• PROVIDED RECORDS
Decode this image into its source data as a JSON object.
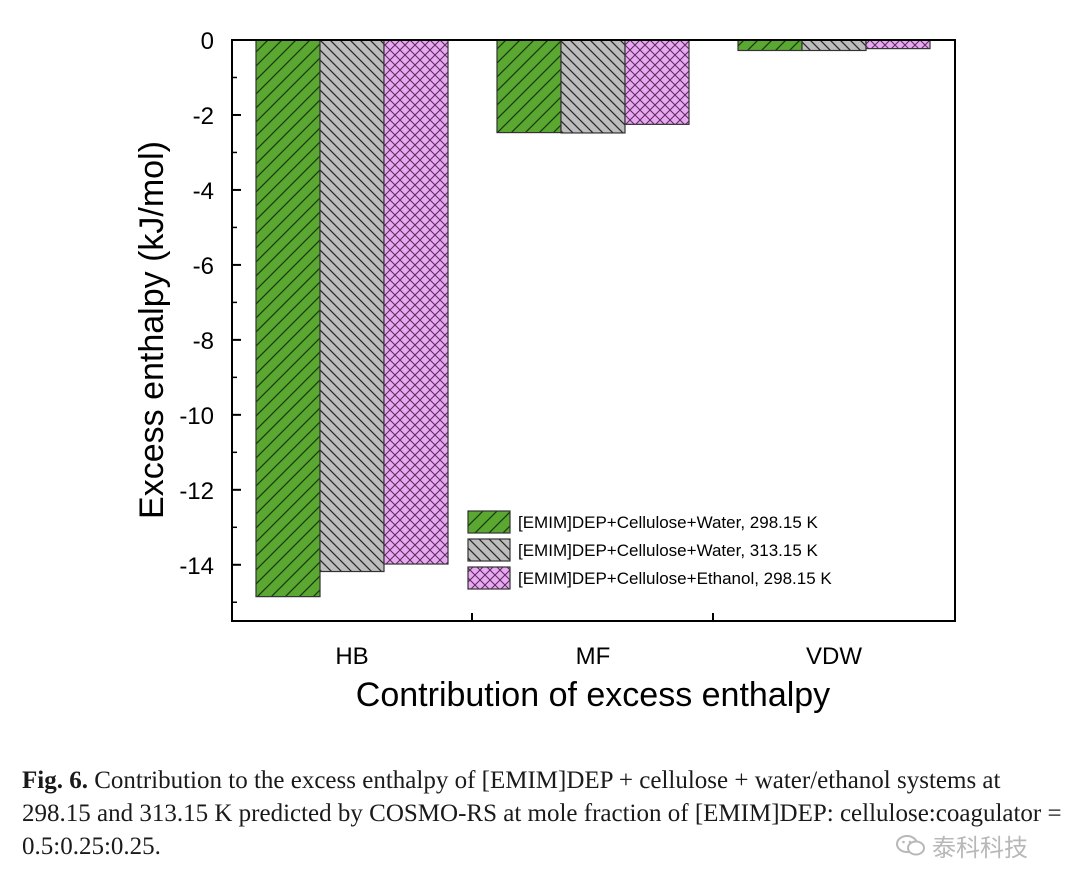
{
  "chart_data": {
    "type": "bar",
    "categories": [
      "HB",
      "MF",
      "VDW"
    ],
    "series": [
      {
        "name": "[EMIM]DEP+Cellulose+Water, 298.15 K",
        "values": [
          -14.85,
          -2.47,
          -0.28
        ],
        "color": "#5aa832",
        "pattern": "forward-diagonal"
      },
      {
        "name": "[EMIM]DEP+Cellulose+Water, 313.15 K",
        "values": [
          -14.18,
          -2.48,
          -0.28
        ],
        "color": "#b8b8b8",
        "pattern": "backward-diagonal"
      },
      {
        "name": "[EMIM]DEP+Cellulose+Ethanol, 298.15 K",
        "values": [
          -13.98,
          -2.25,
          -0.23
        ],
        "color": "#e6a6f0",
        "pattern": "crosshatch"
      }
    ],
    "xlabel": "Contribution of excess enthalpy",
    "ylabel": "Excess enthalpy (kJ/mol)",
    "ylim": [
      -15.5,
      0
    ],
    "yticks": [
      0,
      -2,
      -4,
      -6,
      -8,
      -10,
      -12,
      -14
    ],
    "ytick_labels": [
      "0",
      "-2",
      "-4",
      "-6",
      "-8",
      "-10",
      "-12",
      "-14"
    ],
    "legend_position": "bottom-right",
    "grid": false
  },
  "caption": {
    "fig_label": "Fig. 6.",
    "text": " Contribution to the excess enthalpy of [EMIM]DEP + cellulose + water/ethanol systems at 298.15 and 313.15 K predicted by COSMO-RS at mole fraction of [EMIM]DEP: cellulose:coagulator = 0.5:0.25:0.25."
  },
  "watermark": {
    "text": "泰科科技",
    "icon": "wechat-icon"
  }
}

---

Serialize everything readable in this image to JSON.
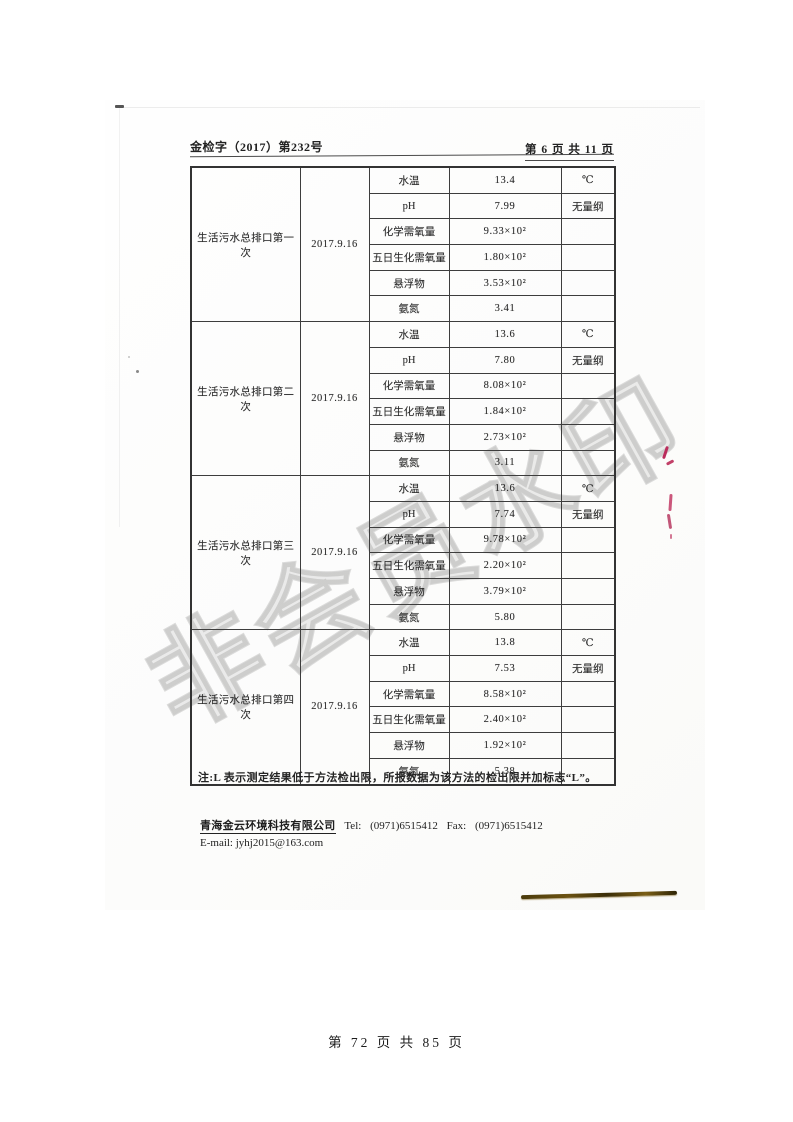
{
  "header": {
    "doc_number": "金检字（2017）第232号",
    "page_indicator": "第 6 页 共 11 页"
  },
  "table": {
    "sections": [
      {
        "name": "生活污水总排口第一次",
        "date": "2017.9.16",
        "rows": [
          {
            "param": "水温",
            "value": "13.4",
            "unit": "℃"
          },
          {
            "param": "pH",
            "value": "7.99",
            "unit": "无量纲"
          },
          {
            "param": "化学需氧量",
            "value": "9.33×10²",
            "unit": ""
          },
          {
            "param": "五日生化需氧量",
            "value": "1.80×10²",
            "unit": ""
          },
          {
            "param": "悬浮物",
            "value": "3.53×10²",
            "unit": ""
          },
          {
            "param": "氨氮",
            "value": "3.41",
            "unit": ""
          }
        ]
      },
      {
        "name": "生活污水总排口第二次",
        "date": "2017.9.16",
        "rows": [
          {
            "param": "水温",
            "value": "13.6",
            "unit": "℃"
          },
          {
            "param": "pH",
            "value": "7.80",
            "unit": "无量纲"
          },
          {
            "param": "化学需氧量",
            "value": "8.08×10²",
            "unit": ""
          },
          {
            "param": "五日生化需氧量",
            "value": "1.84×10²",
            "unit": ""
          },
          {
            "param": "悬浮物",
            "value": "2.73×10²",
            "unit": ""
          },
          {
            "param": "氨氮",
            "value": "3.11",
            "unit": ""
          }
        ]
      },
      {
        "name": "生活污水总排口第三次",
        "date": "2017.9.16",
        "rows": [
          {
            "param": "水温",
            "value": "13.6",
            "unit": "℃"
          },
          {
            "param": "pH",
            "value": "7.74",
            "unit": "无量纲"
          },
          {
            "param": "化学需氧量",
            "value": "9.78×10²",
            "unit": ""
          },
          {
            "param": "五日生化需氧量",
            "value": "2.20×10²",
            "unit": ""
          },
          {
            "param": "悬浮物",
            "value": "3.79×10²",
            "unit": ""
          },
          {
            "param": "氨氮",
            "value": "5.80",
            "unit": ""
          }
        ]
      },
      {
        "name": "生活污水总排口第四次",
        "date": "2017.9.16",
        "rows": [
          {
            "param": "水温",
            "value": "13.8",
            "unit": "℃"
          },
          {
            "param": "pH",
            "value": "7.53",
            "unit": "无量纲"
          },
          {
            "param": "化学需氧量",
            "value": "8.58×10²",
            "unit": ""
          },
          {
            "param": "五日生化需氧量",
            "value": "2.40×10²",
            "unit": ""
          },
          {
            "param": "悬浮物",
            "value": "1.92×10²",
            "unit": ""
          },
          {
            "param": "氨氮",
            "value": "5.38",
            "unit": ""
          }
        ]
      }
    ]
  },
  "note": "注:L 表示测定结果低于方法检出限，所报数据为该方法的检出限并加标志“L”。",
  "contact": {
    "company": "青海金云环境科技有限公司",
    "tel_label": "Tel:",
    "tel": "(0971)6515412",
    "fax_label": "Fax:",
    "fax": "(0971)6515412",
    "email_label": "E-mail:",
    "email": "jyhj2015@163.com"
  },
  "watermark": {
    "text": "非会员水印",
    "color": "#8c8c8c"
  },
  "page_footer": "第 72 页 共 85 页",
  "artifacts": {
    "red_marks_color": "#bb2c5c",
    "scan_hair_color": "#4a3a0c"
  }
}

---

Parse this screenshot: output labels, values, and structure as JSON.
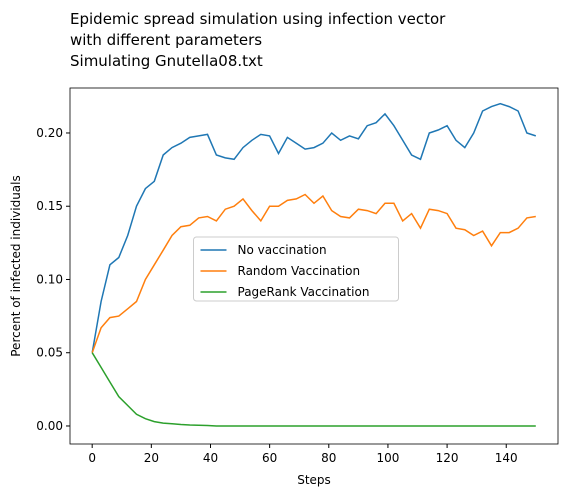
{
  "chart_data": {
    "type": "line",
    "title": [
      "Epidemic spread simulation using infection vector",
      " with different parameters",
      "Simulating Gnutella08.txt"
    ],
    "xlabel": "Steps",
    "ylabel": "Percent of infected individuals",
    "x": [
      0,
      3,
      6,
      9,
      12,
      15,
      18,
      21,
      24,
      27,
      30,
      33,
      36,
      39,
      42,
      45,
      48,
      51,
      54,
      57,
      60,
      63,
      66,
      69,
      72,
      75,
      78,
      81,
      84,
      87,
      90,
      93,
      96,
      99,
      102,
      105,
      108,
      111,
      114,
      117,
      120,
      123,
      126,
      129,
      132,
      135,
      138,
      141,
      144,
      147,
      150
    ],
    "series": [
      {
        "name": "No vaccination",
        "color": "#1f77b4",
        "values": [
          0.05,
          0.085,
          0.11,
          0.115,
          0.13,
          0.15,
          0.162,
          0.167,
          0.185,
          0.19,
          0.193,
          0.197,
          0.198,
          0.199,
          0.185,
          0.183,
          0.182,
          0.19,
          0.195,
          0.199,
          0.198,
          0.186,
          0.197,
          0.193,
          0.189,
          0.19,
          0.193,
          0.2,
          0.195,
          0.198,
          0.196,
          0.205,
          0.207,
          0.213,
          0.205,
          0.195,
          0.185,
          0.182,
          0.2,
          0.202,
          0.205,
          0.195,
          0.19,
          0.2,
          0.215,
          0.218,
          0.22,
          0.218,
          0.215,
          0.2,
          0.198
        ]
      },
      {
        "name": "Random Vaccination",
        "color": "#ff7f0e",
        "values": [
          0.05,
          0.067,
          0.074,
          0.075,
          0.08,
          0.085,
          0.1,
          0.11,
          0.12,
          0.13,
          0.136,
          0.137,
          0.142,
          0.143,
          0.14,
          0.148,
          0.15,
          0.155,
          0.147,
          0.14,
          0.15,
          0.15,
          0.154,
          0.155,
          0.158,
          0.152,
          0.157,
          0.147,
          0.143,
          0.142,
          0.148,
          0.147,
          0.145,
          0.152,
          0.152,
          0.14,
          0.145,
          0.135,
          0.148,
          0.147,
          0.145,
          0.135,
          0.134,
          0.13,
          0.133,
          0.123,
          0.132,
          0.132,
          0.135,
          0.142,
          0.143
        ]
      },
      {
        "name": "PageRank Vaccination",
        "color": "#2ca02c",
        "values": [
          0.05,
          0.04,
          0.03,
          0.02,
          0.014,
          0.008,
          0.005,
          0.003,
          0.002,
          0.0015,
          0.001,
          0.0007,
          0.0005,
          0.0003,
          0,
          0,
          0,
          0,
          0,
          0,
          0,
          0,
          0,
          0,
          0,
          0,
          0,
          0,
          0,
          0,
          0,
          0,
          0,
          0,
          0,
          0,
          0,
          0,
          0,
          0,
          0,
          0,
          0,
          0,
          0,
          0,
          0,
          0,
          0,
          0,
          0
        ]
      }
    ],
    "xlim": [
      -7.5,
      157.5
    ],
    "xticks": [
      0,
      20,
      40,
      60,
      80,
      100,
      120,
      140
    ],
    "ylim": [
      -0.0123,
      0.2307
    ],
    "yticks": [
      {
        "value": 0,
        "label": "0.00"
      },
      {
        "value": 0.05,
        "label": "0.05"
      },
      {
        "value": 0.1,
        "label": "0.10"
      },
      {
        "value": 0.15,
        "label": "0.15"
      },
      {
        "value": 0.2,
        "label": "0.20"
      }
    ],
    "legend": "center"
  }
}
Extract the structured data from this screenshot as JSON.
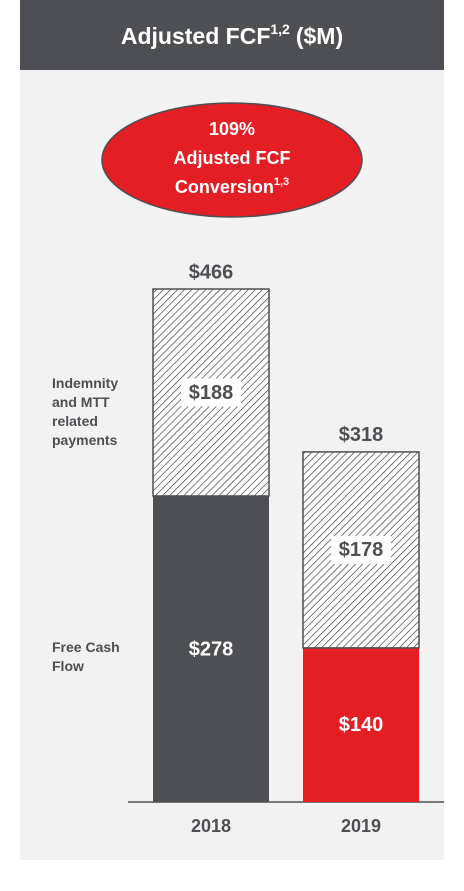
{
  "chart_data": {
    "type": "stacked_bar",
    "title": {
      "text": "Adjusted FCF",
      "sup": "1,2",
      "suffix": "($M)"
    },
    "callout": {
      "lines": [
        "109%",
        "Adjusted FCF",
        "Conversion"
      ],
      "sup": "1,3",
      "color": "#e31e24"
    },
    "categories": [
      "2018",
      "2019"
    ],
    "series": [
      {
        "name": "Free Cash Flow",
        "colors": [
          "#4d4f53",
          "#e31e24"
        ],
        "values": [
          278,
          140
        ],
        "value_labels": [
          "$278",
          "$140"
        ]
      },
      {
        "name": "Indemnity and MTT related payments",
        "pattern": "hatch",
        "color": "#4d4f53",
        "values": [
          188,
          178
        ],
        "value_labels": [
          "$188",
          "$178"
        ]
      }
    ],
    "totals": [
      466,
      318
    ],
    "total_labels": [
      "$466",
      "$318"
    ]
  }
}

• REQUIRED WORK
Look through the data and gather every line with the string "enthalpy" in it.

• TASK OUTPUT
    "xlabel": "Contribution of excess enthalpy",
    "ylabel": "Excess enthalpy (kJ/mol)",
    "text": " Contribution to the excess enthalpy of [EMIM]DEP + cellulose + water/ethanol systems at 298.15 and 313.15 K predicted by COSMO-RS at mole fraction of [EMIM]DEP: cellulose:coagulator = 0.5:0.25:0.25."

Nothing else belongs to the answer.